▸ Given request:
Find the line that contains "Parse this screenshot: output". Output it and every line after it to the end of the records, exactly as they appear.

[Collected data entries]
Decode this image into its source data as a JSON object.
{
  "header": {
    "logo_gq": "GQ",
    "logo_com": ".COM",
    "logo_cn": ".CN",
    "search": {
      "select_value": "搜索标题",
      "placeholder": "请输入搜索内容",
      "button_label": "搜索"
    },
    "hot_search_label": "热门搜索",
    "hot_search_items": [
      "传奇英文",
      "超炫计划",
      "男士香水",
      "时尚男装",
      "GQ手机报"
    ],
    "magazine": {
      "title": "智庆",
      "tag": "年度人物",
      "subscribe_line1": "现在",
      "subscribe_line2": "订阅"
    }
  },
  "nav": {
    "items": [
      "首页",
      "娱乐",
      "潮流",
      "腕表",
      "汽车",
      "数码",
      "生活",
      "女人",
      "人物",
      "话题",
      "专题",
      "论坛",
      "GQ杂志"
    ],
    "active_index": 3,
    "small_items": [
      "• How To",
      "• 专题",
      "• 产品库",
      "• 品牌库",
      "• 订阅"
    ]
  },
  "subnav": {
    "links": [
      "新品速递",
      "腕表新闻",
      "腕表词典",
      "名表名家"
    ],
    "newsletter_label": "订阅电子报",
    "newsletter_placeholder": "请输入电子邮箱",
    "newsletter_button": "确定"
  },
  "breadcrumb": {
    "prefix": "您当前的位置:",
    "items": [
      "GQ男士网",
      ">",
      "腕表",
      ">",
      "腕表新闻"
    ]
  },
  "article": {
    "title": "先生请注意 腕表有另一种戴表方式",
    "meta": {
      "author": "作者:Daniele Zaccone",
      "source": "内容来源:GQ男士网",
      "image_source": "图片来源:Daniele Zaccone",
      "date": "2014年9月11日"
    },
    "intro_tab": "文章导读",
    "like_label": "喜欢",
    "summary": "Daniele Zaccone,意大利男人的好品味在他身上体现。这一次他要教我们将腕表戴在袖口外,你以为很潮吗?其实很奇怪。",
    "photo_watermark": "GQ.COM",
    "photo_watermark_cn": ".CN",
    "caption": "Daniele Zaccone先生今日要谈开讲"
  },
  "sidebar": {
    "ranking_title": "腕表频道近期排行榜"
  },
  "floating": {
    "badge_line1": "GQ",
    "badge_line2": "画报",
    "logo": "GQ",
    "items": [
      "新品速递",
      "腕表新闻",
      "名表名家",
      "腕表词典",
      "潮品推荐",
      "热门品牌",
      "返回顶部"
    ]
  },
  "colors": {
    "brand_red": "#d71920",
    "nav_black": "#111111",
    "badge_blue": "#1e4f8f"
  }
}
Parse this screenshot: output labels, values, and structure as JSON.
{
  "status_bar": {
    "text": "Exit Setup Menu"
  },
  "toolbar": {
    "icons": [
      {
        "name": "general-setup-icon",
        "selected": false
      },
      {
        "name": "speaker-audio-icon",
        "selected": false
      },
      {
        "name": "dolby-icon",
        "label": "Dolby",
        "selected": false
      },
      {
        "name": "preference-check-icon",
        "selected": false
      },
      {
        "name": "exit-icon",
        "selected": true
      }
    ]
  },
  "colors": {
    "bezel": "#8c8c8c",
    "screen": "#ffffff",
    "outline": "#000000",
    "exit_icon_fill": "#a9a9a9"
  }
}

▸ Full solution:
Parse this screenshot: output labels, values, and structure as JSON.
{
  "status_bar": {
    "text": "Exit Setup Menu"
  },
  "toolbar": {
    "icons": [
      {
        "name": "general-setup-icon",
        "selected": false
      },
      {
        "name": "speaker-audio-icon",
        "selected": false
      },
      {
        "name": "dolby-icon",
        "label": "Dolby",
        "selected": false
      },
      {
        "name": "preference-check-icon",
        "selected": false
      },
      {
        "name": "exit-icon",
        "selected": true
      }
    ]
  },
  "colors": {
    "bezel": "#8c8c8c",
    "screen": "#ffffff",
    "outline": "#000000",
    "exit_icon_fill": "#a9a9a9"
  }
}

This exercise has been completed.